The entries below should be transcribed in their entirety, exactly as written.

Exercise material ::
····················

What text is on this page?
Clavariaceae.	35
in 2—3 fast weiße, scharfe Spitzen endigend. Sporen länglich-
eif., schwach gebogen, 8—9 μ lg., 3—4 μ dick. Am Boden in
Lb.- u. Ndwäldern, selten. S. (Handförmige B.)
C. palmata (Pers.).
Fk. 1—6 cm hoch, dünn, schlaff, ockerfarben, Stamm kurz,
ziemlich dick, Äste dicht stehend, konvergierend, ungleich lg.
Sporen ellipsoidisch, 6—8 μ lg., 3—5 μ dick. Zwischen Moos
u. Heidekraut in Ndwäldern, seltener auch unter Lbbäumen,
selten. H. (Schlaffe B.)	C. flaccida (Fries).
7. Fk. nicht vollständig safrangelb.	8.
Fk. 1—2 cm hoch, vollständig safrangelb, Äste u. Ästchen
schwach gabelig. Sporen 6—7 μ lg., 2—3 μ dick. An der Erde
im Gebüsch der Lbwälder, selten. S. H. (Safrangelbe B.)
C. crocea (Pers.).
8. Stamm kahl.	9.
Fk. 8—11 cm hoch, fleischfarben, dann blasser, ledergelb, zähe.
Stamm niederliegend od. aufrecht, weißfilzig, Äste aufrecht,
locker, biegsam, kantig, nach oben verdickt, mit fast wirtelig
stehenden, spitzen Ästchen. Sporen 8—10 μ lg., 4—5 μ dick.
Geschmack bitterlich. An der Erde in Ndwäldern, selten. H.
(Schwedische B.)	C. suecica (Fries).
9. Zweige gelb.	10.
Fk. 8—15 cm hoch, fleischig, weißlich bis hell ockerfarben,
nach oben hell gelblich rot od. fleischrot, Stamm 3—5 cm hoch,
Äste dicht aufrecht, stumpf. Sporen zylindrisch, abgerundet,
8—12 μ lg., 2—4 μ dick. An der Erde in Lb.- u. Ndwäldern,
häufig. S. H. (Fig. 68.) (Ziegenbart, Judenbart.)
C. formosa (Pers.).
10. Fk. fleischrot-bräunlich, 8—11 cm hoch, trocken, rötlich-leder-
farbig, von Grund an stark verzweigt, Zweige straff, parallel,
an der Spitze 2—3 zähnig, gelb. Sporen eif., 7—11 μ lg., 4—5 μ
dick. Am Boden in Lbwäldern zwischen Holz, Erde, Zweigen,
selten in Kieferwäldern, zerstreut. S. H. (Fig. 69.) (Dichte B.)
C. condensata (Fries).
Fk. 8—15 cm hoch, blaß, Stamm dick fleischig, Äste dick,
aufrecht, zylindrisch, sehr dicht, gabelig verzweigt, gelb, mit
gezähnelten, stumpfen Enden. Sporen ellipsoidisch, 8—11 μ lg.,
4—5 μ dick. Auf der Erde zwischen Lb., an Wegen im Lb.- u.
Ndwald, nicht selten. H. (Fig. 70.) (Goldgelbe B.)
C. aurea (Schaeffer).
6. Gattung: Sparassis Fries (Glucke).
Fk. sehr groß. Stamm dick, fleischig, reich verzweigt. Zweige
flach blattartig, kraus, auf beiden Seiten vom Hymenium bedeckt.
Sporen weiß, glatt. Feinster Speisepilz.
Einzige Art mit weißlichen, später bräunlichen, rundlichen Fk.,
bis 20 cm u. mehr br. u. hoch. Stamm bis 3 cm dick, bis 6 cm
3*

····················

Solution to the exercise ::
What text is on this page?
Clavariaceae.	35
in 2—3 fast weiße, scharfe Spitzen endigend. Sporen länglich-
eif., schwach gebogen, 8—9 μ lg., 3—4 μ dick. Am Boden in
Lb.- u. Ndwäldern, selten. S. (Handförmige B.)
C. palmata (Pers.).
Fk. 1—6 cm hoch, dünn, schlaff, ockerfarben, Stamm kurz,
ziemlich dick, Äste dicht stehend, konvergierend, ungleich lg.
Sporen ellipsoidisch, 6—8 μ lg., 3—5 μ dick. Zwischen Moos
u. Heidekraut in Ndwäldern, seltener auch unter Lbbäumen,
selten. H. (Schlaffe B.)	C. flaccida (Fries).
7. Fk. nicht vollständig safrangelb.	8.
Fk. 1—2 cm hoch, vollständig safrangelb, Äste u. Ästchen
schwach gabelig. Sporen 6—7 μ lg., 2—3 μ dick. An der Erde
im Gebüsch der Lbwälder, selten. S. H. (Safrangelbe B.)
C. crocea (Pers.).
8. Stamm kahl.	9.
Fk. 8—11 cm hoch, fleischfarben, dann blasser, ledergelb, zähe.
Stamm niederliegend od. aufrecht, weißfilzig, Äste aufrecht,
locker, biegsam, kantig, nach oben verdickt, mit fast wirtelig
stehenden, spitzen Ästchen. Sporen 8—10 μ lg., 4—5 μ dick.
Geschmack bitterlich. An der Erde in Ndwäldern, selten. H.
(Schwedische B.)	C. suecica (Fries).
9. Zweige gelb.	10.
Fk. 8—15 cm hoch, fleischig, weißlich bis hell ockerfarben,
nach oben hell gelblich rot od. fleischrot, Stamm 3—5 cm hoch,
Äste dicht aufrecht, stumpf. Sporen zylindrisch, abgerundet,
8—12 μ lg., 2—4 μ dick. An der Erde in Lb.- u. Ndwäldern,
häufig. S. H. (Fig. 68.) (Ziegenbart, Judenbart.)
C. formosa (Pers.).
10. Fk. fleischrot-bräunlich, 8—11 cm hoch, trocken, rötlich-leder-
farbig, von Grund an stark verzweigt, Zweige straff, parallel,
an der Spitze 2—3 zähnig, gelb. Sporen eif., 7—11 μ lg., 4—5 μ
dick. Am Boden in Lbwäldern zwischen Holz, Erde, Zweigen,
selten in Kieferwäldern, zerstreut. S. H. (Fig. 69.) (Dichte B.)
C. condensata (Fries).
Fk. 8—15 cm hoch, blaß, Stamm dick fleischig, Äste dick,
aufrecht, zylindrisch, sehr dicht, gabelig verzweigt, gelb, mit
gezähnelten, stumpfen Enden. Sporen ellipsoidisch, 8—11 μ lg.,
4—5 μ dick. Auf der Erde zwischen Lb., an Wegen im Lb.- u.
Ndwald, nicht selten. H. (Fig. 70.) (Goldgelbe B.)
C. aurea (Schaeffer).
6. Gattung: Sparassis Fries (Glucke).
Fk. sehr groß. Stamm dick, fleischig, reich verzweigt. Zweige
flach blattartig, kraus, auf beiden Seiten vom Hymenium bedeckt.
Sporen weiß, glatt. Feinster Speisepilz.
Einzige Art mit weißlichen, später bräunlichen, rundlichen Fk.,
bis 20 cm u. mehr br. u. hoch. Stamm bis 3 cm dick, bis 6 cm
3*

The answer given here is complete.